## WHAT YOU WILL DO
Give only the number of lines in the data that contain the word "Římu".

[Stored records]

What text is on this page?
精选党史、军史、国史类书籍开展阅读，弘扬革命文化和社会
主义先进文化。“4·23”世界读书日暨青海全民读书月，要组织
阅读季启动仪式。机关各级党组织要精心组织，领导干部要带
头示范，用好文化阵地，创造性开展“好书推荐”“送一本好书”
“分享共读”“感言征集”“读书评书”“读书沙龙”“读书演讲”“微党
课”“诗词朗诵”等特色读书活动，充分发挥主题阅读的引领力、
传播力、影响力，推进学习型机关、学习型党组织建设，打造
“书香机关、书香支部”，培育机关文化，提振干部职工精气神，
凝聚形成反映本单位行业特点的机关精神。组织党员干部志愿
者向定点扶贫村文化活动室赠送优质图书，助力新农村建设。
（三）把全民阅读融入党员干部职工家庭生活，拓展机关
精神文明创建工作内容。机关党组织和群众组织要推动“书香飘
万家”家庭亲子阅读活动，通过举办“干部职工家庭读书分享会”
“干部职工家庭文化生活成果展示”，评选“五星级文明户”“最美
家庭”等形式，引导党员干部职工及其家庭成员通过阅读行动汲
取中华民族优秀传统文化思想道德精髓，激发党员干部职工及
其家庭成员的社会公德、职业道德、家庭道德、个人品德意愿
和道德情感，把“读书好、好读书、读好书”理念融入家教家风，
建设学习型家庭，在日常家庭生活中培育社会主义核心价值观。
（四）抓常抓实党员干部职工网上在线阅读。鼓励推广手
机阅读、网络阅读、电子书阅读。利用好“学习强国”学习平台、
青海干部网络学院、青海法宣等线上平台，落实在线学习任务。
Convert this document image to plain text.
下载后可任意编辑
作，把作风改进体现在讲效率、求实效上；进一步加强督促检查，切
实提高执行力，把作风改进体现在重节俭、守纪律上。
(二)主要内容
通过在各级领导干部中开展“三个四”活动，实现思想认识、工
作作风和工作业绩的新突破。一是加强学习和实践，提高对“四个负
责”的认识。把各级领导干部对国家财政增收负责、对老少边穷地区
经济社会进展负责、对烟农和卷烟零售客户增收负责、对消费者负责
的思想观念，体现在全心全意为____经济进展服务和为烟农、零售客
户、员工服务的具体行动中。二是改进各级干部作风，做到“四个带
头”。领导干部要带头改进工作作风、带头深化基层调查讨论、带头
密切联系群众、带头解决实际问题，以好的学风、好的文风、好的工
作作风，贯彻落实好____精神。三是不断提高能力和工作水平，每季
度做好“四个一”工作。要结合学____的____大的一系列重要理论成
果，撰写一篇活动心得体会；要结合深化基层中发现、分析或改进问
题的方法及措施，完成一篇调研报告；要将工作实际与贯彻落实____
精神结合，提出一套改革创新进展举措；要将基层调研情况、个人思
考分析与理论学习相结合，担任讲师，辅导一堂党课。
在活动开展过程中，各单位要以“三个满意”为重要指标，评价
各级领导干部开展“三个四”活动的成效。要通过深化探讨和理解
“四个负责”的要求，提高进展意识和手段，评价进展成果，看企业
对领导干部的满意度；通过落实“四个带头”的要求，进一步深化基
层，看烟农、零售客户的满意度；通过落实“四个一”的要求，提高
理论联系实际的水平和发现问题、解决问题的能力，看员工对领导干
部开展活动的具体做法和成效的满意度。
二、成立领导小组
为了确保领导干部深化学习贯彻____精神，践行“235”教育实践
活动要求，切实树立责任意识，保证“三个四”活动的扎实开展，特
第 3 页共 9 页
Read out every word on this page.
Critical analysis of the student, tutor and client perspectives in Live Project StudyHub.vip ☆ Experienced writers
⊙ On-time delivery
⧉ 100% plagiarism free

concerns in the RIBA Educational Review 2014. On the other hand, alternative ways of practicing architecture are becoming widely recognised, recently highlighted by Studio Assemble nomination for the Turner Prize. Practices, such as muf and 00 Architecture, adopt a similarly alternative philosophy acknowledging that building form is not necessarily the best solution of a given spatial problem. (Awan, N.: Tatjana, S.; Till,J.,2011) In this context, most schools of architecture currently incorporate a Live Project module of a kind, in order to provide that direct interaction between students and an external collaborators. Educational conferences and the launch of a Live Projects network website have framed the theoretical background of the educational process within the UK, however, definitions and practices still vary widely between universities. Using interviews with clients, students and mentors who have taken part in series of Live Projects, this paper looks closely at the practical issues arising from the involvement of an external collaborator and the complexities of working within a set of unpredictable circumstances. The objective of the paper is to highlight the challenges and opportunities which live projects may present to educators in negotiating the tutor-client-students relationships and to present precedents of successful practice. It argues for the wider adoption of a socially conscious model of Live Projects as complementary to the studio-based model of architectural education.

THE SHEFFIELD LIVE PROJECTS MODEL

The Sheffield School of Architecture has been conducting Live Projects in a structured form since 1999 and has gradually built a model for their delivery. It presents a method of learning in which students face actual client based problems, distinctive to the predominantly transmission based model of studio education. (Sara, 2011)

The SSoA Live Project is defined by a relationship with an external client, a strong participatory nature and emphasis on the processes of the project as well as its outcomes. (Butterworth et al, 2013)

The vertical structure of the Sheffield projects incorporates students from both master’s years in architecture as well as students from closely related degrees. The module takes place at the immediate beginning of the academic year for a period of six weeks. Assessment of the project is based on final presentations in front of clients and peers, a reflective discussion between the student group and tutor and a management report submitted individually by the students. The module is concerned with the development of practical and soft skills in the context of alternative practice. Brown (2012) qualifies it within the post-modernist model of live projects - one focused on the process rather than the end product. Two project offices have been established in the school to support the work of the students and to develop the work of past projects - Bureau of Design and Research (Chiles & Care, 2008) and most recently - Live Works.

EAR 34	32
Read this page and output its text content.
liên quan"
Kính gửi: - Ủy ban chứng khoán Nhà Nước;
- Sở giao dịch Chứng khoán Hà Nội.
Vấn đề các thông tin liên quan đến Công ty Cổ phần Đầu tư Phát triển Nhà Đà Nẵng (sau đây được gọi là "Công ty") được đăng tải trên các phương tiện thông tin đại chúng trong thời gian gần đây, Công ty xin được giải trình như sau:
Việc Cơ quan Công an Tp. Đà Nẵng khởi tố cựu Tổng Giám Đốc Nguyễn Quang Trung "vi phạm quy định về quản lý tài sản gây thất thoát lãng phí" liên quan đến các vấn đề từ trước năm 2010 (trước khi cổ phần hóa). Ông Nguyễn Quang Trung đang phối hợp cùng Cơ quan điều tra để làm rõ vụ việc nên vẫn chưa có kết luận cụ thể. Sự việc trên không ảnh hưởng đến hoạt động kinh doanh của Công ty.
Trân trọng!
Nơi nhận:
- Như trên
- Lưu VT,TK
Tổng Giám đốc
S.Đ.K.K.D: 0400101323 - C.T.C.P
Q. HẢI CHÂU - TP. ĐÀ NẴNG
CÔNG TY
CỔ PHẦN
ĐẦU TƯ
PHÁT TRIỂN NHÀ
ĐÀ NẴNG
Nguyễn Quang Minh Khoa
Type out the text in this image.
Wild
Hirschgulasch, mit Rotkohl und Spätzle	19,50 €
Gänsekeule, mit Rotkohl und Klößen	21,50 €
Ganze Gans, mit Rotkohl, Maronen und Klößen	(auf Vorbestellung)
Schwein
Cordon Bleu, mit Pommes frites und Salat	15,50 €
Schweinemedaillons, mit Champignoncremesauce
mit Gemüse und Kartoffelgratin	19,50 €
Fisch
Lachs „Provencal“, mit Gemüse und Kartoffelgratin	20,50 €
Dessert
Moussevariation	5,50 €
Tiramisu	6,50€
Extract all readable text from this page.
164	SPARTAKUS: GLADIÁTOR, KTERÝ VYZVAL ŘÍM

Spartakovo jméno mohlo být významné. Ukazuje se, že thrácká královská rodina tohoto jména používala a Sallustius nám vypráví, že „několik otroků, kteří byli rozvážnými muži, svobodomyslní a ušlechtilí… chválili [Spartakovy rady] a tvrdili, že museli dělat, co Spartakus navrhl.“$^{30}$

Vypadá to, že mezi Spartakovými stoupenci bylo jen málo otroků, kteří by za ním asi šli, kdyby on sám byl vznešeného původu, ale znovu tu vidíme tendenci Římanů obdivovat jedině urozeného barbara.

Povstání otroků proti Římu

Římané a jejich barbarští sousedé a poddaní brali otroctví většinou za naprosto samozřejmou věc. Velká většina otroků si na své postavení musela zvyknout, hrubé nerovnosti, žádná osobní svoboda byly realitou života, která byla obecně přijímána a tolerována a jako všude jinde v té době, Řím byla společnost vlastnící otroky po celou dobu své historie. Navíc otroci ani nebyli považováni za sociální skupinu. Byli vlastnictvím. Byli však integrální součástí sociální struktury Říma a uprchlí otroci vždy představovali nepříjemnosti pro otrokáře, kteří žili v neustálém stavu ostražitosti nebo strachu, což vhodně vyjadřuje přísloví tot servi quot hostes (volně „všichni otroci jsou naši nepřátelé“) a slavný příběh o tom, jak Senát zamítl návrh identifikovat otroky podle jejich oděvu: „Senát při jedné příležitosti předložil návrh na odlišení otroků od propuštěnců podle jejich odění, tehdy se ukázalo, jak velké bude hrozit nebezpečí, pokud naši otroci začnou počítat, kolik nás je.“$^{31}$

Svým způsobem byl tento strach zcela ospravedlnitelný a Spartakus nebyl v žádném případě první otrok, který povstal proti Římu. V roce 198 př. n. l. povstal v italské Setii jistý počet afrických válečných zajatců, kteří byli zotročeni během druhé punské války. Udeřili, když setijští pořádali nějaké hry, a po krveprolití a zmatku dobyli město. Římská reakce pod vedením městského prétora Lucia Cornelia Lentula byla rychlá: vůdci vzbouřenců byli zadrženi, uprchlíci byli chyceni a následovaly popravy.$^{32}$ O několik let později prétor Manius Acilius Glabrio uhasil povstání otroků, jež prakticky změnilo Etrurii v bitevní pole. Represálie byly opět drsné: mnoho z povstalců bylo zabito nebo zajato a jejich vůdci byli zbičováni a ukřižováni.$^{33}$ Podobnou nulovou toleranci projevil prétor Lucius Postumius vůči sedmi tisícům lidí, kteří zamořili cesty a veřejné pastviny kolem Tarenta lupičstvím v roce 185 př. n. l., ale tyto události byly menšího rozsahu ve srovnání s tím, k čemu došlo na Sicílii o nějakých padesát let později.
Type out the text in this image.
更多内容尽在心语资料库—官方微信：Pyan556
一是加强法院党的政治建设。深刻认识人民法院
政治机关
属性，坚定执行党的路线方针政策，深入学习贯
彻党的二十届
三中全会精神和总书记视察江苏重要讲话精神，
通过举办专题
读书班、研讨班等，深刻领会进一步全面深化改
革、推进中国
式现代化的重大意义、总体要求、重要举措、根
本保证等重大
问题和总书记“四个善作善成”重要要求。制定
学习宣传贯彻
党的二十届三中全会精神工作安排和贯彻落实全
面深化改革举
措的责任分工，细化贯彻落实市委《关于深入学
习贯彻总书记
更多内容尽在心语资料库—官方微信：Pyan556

## WRITTEN SOLUTION
2